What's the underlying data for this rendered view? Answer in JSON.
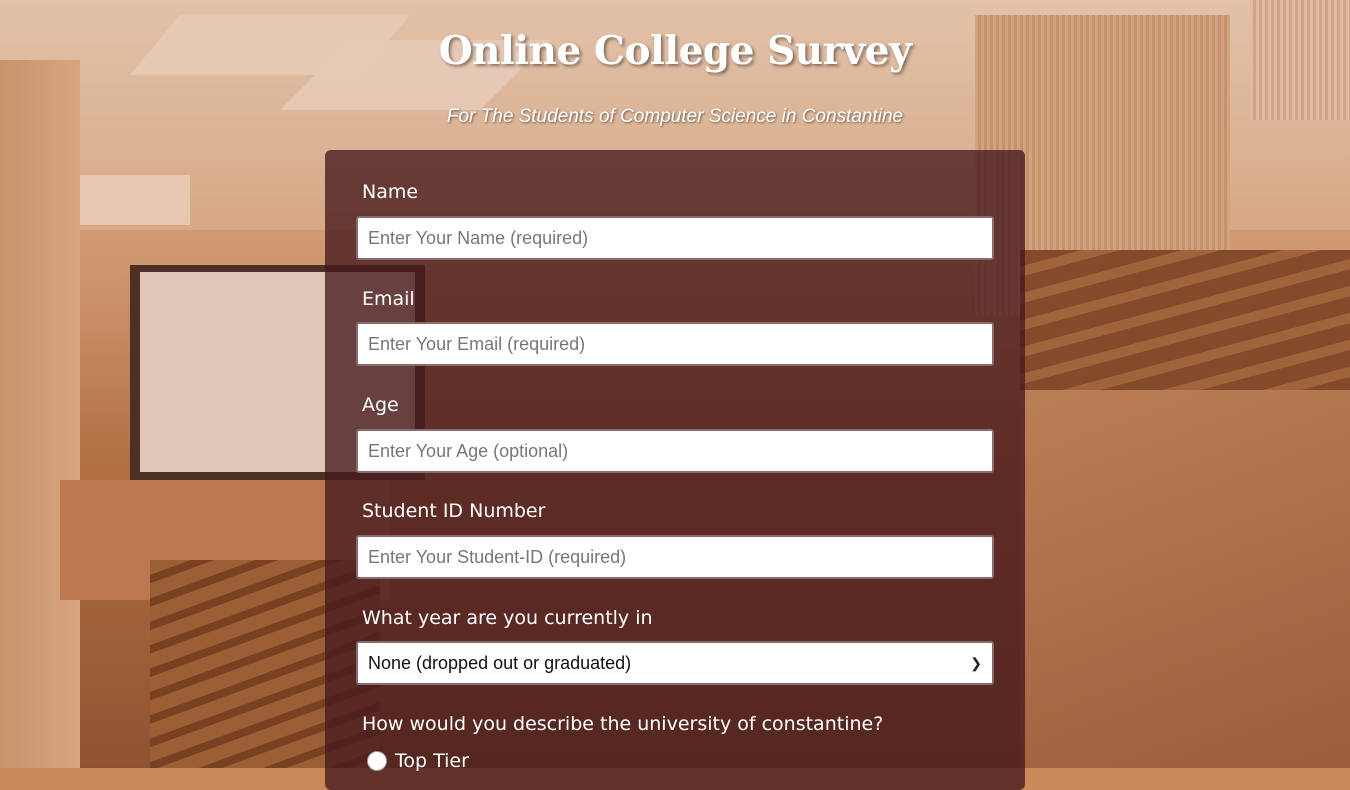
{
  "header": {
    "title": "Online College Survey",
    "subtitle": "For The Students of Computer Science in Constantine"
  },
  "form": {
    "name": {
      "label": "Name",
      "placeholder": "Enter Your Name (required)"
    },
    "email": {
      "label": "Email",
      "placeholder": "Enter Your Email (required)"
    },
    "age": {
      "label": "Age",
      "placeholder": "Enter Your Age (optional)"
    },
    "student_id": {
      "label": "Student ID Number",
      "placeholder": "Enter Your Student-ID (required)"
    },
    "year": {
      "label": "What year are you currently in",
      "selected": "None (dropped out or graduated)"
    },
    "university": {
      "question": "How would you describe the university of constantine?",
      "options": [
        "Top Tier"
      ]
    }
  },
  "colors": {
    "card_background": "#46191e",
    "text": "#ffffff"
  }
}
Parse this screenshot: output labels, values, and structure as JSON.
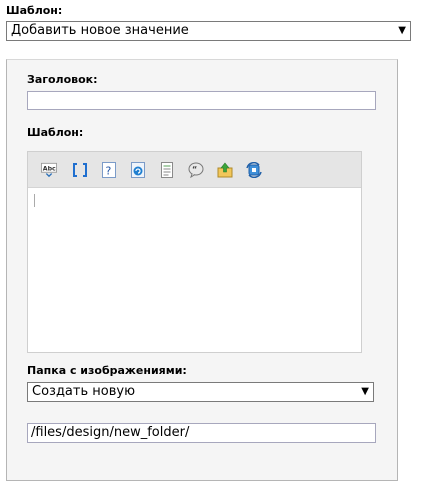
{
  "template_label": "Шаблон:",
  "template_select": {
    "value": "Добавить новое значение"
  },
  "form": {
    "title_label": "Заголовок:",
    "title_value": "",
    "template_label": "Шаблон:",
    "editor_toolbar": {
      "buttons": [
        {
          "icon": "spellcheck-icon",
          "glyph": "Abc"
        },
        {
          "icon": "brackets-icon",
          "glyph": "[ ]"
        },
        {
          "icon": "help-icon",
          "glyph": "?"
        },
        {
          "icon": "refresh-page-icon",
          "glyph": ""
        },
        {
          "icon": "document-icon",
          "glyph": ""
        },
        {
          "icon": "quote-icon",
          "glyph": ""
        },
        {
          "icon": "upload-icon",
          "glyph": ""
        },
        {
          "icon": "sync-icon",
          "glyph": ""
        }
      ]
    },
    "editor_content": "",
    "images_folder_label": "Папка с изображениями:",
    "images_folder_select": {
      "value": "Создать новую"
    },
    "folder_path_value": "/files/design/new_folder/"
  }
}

◆ ◆ ◆ ◆ ◆

| THE PROBLEM |
Find each line that has the word "JSON", then copy it out.

| COMPLETE ANSWER |
What's the underlying data for this rendered view? Answer in JSON.
Parse this screenshot: output labels, values, and structure as JSON.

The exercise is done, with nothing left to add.